## Given data
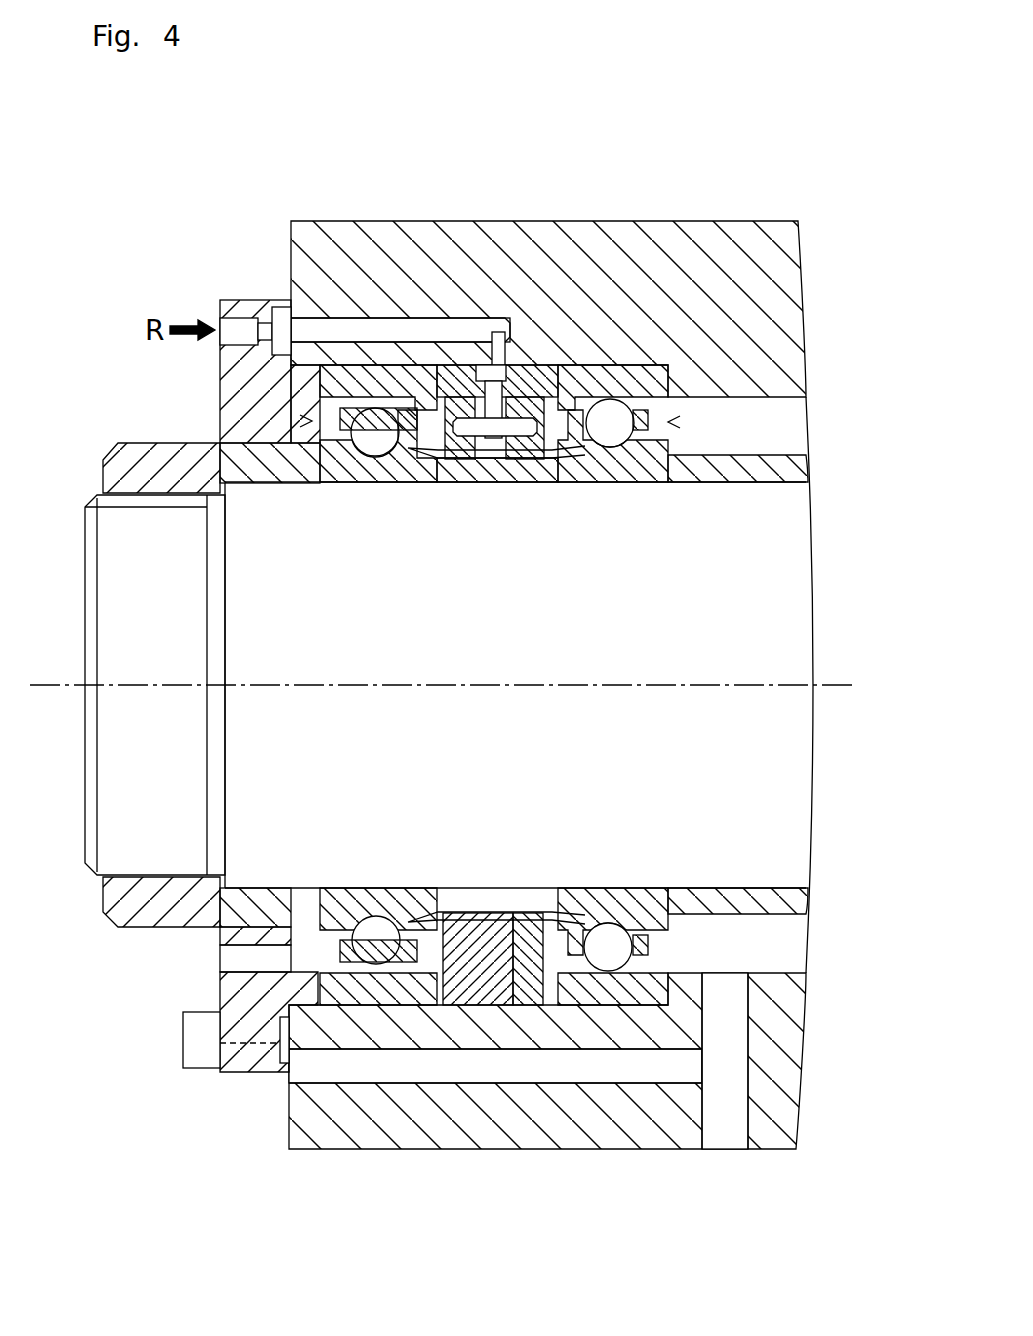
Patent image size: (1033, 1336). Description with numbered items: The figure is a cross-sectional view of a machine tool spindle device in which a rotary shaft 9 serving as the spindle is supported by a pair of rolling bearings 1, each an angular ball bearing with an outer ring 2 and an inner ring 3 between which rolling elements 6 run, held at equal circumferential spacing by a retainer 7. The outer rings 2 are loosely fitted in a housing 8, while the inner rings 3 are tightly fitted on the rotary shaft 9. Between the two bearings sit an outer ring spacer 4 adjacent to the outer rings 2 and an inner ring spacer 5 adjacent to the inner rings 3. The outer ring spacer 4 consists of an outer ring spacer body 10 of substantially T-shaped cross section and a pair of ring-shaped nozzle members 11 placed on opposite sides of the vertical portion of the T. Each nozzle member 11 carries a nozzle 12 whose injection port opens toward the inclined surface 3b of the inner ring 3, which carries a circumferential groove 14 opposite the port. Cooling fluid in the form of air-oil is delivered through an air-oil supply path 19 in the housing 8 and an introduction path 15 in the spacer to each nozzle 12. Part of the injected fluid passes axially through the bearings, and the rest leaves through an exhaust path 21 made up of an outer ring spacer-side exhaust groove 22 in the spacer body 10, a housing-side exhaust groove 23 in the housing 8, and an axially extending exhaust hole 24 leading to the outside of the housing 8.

The rolling bearing 1 is at (312, 421).
The outer ring 2 is at (362, 375).
The inner ring 3 is at (340, 468).
The inclined surface 3b is at (392, 455).
The outer ring spacer 4 is at (619, 152).
The inner ring spacer 5 is at (510, 462).
The rolling elements 6 is at (372, 408).
The retainer 7 is at (352, 932).
The housing 8 is at (310, 293).
The rotary shaft 9 is at (715, 762).
The outer ring spacer body 10 is at (540, 380).
The nozzle member 11 is at (458, 410).
The nozzle 12 is at (455, 465).
The circumferential groove 14 is at (400, 900).
The introduction path 15 is at (497, 345).
The air-oil supply path 19 is at (328, 322).
The exhaust path 21 is at (705, 1209).
The outer ring spacer-side exhaust groove 22 is at (570, 1040).
The housing-side exhaust groove 23 is at (450, 1040).
The exhaust hole 24 is at (670, 1070).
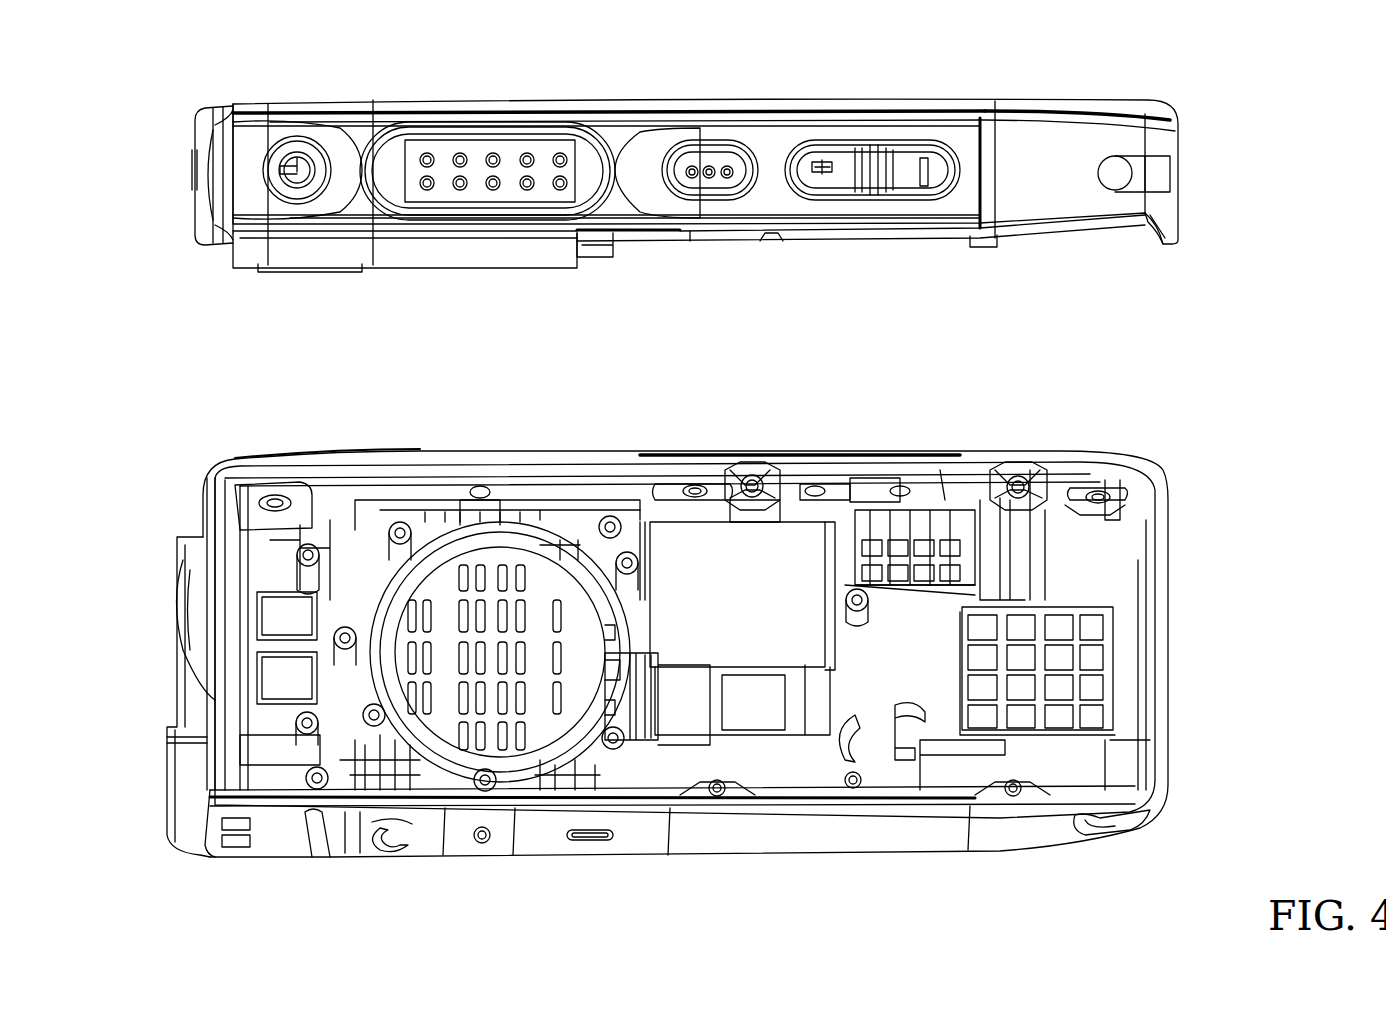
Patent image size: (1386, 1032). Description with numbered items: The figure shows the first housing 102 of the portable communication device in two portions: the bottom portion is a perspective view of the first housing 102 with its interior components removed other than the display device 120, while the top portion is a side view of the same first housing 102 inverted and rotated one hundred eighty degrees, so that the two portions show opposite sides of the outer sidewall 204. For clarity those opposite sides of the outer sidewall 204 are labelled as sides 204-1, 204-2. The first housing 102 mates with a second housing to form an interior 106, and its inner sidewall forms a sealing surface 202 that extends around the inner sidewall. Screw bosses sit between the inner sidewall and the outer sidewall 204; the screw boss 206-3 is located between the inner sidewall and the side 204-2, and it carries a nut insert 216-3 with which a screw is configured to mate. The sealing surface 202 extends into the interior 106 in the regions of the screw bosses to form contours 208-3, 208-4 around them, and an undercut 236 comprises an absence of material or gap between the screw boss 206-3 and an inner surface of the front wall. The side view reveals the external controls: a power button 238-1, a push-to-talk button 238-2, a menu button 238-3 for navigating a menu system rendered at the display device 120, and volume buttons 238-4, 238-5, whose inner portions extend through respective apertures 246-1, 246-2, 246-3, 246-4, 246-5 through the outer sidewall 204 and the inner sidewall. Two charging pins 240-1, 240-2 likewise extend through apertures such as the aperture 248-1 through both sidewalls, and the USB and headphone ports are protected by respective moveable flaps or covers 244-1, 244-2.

The first housing 102 is at (215, 110).
The interior 106 is at (811, 254).
The display device 120 is at (750, 617).
The sealing surface 202 is at (420, 475).
The outer sidewall 204 is at (540, 452).
The side of the outer sidewall 204-1 is at (283, 845).
The side of the outer sidewall 204-2 is at (437, 262).
The screw boss 206-3 is at (748, 465).
The contour 208-3 is at (705, 486).
The contour 208-4 is at (1022, 475).
The nut insert 216-3 is at (762, 486).
The undercut 236 is at (756, 525).
The power button 238-1 is at (297, 170).
The push-to-talk button 238-2 is at (473, 145).
The menu button 238-3 is at (708, 160).
The volume button 238-4 is at (838, 160).
The volume button 238-5 is at (910, 160).
The charging pin 240-1 is at (1115, 173).
The charging pin 240-2 is at (1100, 823).
The cover 244-1 is at (583, 845).
The cover 244-2 is at (420, 845).
The aperture 246-1 is at (270, 485).
The aperture 246-2 is at (462, 478).
The aperture 246-3 is at (680, 482).
The aperture 246-4 is at (833, 500).
The aperture 246-5 is at (880, 505).
The aperture 248-1 is at (1112, 512).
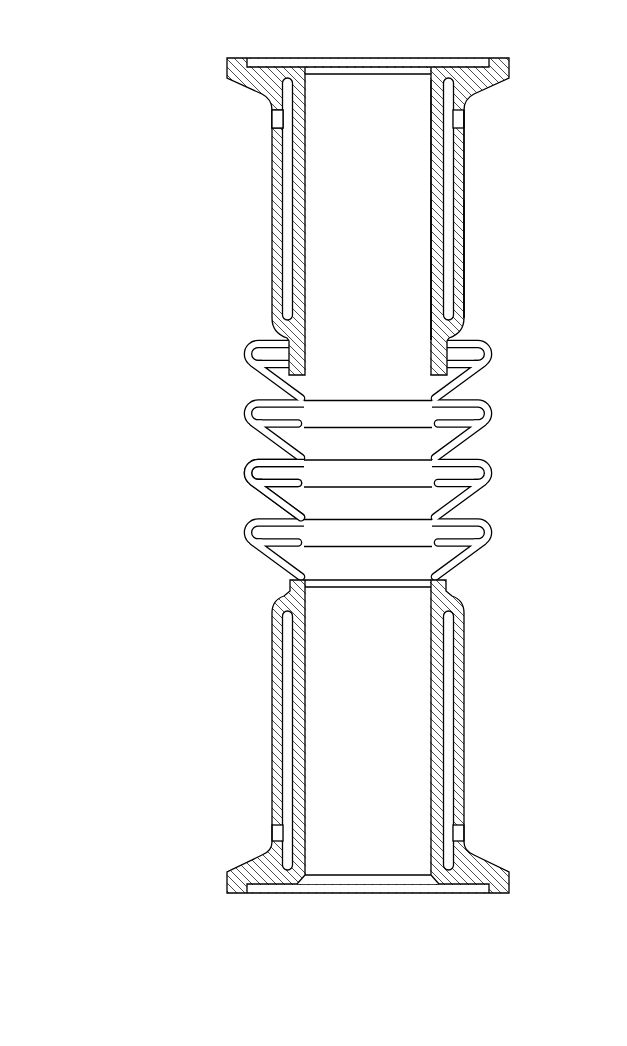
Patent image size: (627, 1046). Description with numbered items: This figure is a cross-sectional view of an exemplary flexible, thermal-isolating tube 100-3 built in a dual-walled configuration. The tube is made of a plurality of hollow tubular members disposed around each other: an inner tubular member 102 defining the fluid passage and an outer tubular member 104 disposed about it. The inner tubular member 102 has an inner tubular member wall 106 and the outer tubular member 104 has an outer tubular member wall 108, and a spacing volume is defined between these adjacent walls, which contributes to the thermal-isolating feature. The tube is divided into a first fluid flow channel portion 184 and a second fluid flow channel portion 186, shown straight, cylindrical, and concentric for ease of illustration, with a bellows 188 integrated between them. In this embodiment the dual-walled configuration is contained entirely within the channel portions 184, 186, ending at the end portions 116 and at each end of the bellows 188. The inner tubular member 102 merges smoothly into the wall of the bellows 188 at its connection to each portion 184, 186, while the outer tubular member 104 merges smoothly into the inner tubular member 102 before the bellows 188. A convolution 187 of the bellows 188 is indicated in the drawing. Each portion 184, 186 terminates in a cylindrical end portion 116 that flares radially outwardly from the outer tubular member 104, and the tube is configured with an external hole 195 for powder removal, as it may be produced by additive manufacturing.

The flexible, thermal-isolating tube 100-3 is at (130, 138).
The end portion 116 is at (510, 69).
The external hole 195 is at (272, 119).
The inner tubular member 102 is at (436, 188).
The outer tubular member 104 is at (461, 188).
The inner tubular member wall 106 is at (434, 256).
The outer tubular member wall 108 is at (463, 272).
The first fluid flow channel portion 184 is at (396, 221).
The bellows 188 is at (500, 333).
The second fluid flow channel portion 186 is at (472, 590).
The convolution 187 is at (246, 472).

## Task goal
Write out every line of the three items above word for word, leaving the pictures out of your answer.

## Solution for this problem
Patent image size: (1033, 1336). Description with numbered items: The figure is a cross-sectional view of a machine tool spindle device in which a rotary shaft 9 serving as the spindle is supported by a pair of rolling bearings 1, each an angular ball bearing with an outer ring 2 and an inner ring 3 between which rolling elements 6 run, held at equal circumferential spacing by a retainer 7. The outer rings 2 are loosely fitted in a housing 8, while the inner rings 3 are tightly fitted on the rotary shaft 9. Between the two bearings sit an outer ring spacer 4 adjacent to the outer rings 2 and an inner ring spacer 5 adjacent to the inner rings 3. The outer ring spacer 4 consists of an outer ring spacer body 10 of substantially T-shaped cross section and a pair of ring-shaped nozzle members 11 placed on opposite sides of the vertical portion of the T. Each nozzle member 11 carries a nozzle 12 whose injection port opens toward the inclined surface 3b of the inner ring 3, which carries a circumferential groove 14 opposite the port. Cooling fluid in the form of air-oil is delivered through an air-oil supply path 19 in the housing 8 and an introduction path 15 in the spacer to each nozzle 12. Part of the injected fluid passes axially through the bearings, and the rest leaves through an exhaust path 21 made up of an outer ring spacer-side exhaust groove 22 in the spacer body 10, a housing-side exhaust groove 23 in the housing 8, and an axially extending exhaust hole 24 leading to the outside of the housing 8.

The rolling bearing 1 is at (312, 421).
The outer ring 2 is at (362, 375).
The inner ring 3 is at (340, 468).
The inclined surface 3b is at (392, 455).
The outer ring spacer 4 is at (619, 152).
The inner ring spacer 5 is at (510, 462).
The rolling elements 6 is at (372, 408).
The retainer 7 is at (352, 932).
The housing 8 is at (310, 293).
The rotary shaft 9 is at (715, 762).
The outer ring spacer body 10 is at (540, 380).
The nozzle member 11 is at (458, 410).
The nozzle 12 is at (455, 465).
The circumferential groove 14 is at (400, 900).
The introduction path 15 is at (497, 345).
The air-oil supply path 19 is at (328, 322).
The exhaust path 21 is at (705, 1209).
The outer ring spacer-side exhaust groove 22 is at (570, 1040).
The housing-side exhaust groove 23 is at (450, 1040).
The exhaust hole 24 is at (670, 1070).
Patent image size: (1386, 1032). Description with numbered items: The figure shows the first housing 102 of the portable communication device in two portions: the bottom portion is a perspective view of the first housing 102 with its interior components removed other than the display device 120, while the top portion is a side view of the same first housing 102 inverted and rotated one hundred eighty degrees, so that the two portions show opposite sides of the outer sidewall 204. For clarity those opposite sides of the outer sidewall 204 are labelled as sides 204-1, 204-2. The first housing 102 mates with a second housing to form an interior 106, and its inner sidewall forms a sealing surface 202 that extends around the inner sidewall. Screw bosses sit between the inner sidewall and the outer sidewall 204; the screw boss 206-3 is located between the inner sidewall and the side 204-2, and it carries a nut insert 216-3 with which a screw is configured to mate. The sealing surface 202 extends into the interior 106 in the regions of the screw bosses to form contours 208-3, 208-4 around them, and an undercut 236 comprises an absence of material or gap between the screw boss 206-3 and an inner surface of the front wall. The side view reveals the external controls: a power button 238-1, a push-to-talk button 238-2, a menu button 238-3 for navigating a menu system rendered at the display device 120, and volume buttons 238-4, 238-5, whose inner portions extend through respective apertures 246-1, 246-2, 246-3, 246-4, 246-5 through the outer sidewall 204 and the inner sidewall. Two charging pins 240-1, 240-2 likewise extend through apertures such as the aperture 248-1 through both sidewalls, and the USB and headphone ports are protected by respective moveable flaps or covers 244-1, 244-2.

The first housing 102 is at (215, 110).
The interior 106 is at (811, 254).
The display device 120 is at (750, 617).
The sealing surface 202 is at (420, 475).
The outer sidewall 204 is at (540, 452).
The side of the outer sidewall 204-1 is at (283, 845).
The side of the outer sidewall 204-2 is at (437, 262).
The screw boss 206-3 is at (748, 465).
The contour 208-3 is at (705, 486).
The contour 208-4 is at (1022, 475).
The nut insert 216-3 is at (762, 486).
The undercut 236 is at (756, 525).
The power button 238-1 is at (297, 170).
The push-to-talk button 238-2 is at (473, 145).
The menu button 238-3 is at (708, 160).
The volume button 238-4 is at (838, 160).
The volume button 238-5 is at (910, 160).
The charging pin 240-1 is at (1115, 173).
The charging pin 240-2 is at (1100, 823).
The cover 244-1 is at (583, 845).
The cover 244-2 is at (420, 845).
The aperture 246-1 is at (270, 485).
The aperture 246-2 is at (462, 478).
The aperture 246-3 is at (680, 482).
The aperture 246-4 is at (833, 500).
The aperture 246-5 is at (880, 505).
The aperture 248-1 is at (1112, 512).
Patent image size: (627, 1046). Description with numbered items: This figure is a cross-sectional view of an exemplary flexible, thermal-isolating tube 100-3 built in a dual-walled configuration. The tube is made of a plurality of hollow tubular members disposed around each other: an inner tubular member 102 defining the fluid passage and an outer tubular member 104 disposed about it. The inner tubular member 102 has an inner tubular member wall 106 and the outer tubular member 104 has an outer tubular member wall 108, and a spacing volume is defined between these adjacent walls, which contributes to the thermal-isolating feature. The tube is divided into a first fluid flow channel portion 184 and a second fluid flow channel portion 186, shown straight, cylindrical, and concentric for ease of illustration, with a bellows 188 integrated between them. In this embodiment the dual-walled configuration is contained entirely within the channel portions 184, 186, ending at the end portions 116 and at each end of the bellows 188. The inner tubular member 102 merges smoothly into the wall of the bellows 188 at its connection to each portion 184, 186, while the outer tubular member 104 merges smoothly into the inner tubular member 102 before the bellows 188. A convolution 187 of the bellows 188 is indicated in the drawing. Each portion 184, 186 terminates in a cylindrical end portion 116 that flares radially outwardly from the outer tubular member 104, and the tube is configured with an external hole 195 for powder removal, as it may be produced by additive manufacturing.

The flexible, thermal-isolating tube 100-3 is at (130, 138).
The end portion 116 is at (510, 69).
The external hole 195 is at (272, 119).
The inner tubular member 102 is at (436, 188).
The outer tubular member 104 is at (461, 188).
The inner tubular member wall 106 is at (434, 256).
The outer tubular member wall 108 is at (463, 272).
The first fluid flow channel portion 184 is at (396, 221).
The bellows 188 is at (500, 333).
The second fluid flow channel portion 186 is at (472, 590).
The convolution 187 is at (246, 472).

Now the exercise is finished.